_Work required_.
Go through the data below. Pull out every line that has the word "even".

_The records_.
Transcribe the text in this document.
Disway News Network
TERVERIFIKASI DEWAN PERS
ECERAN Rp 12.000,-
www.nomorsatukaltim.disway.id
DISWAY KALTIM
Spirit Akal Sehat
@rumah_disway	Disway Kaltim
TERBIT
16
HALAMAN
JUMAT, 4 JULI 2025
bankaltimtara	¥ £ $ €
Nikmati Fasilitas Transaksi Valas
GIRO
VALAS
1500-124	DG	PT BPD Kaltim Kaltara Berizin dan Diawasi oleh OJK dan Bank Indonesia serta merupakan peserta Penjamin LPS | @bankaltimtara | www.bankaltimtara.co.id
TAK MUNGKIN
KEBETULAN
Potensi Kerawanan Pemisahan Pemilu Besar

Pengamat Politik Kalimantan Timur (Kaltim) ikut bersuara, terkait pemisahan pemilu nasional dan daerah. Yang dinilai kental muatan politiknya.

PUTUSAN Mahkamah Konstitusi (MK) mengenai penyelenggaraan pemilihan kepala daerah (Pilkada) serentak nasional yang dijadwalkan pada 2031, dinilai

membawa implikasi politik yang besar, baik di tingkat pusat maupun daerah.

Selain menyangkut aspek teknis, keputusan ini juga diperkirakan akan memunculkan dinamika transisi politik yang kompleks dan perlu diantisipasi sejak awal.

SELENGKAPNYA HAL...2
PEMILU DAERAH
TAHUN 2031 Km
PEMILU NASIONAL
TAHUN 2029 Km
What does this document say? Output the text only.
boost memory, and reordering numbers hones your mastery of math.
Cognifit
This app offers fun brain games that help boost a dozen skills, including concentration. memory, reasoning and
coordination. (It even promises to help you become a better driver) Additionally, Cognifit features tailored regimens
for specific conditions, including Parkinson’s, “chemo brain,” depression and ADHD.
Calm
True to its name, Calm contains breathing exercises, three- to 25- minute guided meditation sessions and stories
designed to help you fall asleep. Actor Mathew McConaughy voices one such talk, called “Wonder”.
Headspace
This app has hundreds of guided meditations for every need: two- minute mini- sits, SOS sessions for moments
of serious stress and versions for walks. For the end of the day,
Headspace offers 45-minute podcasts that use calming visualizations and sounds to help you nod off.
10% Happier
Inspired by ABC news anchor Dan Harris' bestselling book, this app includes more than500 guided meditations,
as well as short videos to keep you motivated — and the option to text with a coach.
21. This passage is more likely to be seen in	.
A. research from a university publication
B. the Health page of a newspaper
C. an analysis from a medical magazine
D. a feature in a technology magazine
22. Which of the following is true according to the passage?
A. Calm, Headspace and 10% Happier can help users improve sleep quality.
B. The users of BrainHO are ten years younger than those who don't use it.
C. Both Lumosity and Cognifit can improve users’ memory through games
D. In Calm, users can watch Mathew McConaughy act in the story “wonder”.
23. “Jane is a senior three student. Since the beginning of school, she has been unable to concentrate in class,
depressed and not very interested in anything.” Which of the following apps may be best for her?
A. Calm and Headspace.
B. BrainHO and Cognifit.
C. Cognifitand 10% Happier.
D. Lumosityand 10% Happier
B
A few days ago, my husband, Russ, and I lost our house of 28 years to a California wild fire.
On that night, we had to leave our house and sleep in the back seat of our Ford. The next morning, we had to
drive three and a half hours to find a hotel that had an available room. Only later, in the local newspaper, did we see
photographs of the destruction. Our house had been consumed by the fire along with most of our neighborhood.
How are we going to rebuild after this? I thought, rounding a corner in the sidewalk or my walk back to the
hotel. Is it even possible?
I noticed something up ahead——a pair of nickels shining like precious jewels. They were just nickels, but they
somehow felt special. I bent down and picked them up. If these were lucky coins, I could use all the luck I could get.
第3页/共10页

_Written answer_.
coordination. (It even promises to help you become a better driver) Additionally, Cognifit features tailored regimens
hotel. Is it even possible?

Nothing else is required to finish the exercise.